## Brief
Among the records that follow, count the lines with the string "right"; report only that count.

(Saved entries)
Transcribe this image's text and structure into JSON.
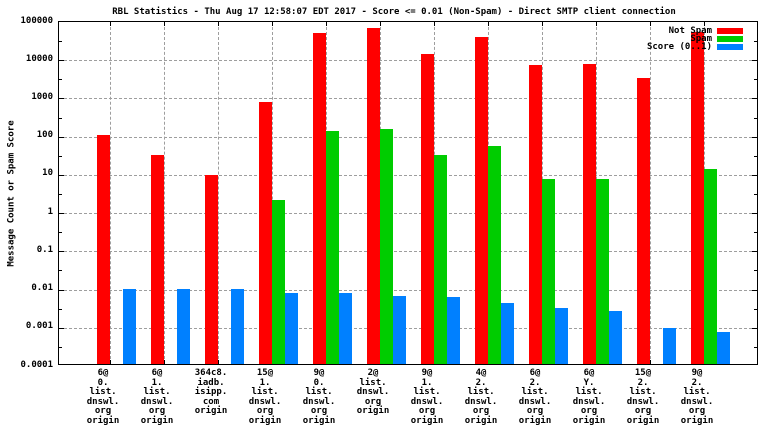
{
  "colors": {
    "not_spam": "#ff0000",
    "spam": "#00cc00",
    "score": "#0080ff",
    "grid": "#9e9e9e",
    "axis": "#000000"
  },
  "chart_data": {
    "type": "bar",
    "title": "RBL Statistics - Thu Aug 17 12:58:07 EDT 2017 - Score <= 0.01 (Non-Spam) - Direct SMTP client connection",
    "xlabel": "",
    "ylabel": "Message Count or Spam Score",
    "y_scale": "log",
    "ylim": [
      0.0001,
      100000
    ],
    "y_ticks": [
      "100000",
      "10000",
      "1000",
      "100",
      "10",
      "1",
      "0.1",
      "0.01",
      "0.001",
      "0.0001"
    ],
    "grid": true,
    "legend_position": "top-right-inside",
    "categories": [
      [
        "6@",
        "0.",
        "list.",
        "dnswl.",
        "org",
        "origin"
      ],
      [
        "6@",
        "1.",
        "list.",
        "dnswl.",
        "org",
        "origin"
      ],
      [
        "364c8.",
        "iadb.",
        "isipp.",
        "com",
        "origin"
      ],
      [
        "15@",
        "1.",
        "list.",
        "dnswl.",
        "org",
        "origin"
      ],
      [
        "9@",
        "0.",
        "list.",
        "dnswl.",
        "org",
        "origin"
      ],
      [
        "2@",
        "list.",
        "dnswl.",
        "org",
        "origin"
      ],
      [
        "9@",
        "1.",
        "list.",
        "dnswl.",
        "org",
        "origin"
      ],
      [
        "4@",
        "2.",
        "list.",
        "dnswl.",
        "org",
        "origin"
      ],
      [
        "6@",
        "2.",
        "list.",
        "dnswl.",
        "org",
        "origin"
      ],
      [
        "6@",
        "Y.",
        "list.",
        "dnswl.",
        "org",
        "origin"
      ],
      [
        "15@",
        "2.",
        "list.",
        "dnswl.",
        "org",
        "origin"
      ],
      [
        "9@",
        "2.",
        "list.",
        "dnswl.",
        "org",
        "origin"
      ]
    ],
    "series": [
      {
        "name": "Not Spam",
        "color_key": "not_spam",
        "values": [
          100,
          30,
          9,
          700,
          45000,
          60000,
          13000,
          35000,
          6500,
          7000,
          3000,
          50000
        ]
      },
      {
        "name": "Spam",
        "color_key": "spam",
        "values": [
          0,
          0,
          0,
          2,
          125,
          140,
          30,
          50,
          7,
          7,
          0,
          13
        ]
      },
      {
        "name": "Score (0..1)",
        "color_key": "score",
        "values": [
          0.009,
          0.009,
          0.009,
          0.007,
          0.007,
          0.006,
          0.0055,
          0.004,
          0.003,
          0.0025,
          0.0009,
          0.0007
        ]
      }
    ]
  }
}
* * *
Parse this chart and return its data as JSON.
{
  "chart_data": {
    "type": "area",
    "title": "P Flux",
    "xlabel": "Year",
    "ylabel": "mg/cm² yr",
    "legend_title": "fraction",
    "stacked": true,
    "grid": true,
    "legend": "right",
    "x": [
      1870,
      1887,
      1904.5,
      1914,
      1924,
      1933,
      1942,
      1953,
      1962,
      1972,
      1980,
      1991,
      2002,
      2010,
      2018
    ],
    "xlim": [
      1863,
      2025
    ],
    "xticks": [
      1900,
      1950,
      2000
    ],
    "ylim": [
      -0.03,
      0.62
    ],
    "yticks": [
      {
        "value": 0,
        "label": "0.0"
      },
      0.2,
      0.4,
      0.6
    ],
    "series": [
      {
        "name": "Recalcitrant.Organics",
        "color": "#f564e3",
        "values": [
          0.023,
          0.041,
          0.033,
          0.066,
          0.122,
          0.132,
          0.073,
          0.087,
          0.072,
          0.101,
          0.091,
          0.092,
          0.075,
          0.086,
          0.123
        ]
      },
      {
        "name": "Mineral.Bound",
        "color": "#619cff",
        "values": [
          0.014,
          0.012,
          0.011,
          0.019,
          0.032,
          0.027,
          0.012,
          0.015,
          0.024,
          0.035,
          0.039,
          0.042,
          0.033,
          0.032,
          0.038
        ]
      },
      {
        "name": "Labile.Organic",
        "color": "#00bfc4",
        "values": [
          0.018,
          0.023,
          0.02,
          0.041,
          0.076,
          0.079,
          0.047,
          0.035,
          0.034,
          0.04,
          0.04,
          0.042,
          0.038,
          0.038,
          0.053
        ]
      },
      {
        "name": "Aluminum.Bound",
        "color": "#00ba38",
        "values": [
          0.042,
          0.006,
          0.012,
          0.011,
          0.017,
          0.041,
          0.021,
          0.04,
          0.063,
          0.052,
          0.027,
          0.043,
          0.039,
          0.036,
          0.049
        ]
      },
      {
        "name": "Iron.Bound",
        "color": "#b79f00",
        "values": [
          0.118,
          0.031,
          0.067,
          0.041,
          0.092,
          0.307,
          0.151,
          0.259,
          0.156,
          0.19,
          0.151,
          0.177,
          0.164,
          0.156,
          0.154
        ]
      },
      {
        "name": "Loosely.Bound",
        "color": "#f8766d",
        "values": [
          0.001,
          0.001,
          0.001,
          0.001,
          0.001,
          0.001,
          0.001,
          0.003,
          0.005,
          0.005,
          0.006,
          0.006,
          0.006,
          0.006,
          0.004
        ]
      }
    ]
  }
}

## Answer for the task
2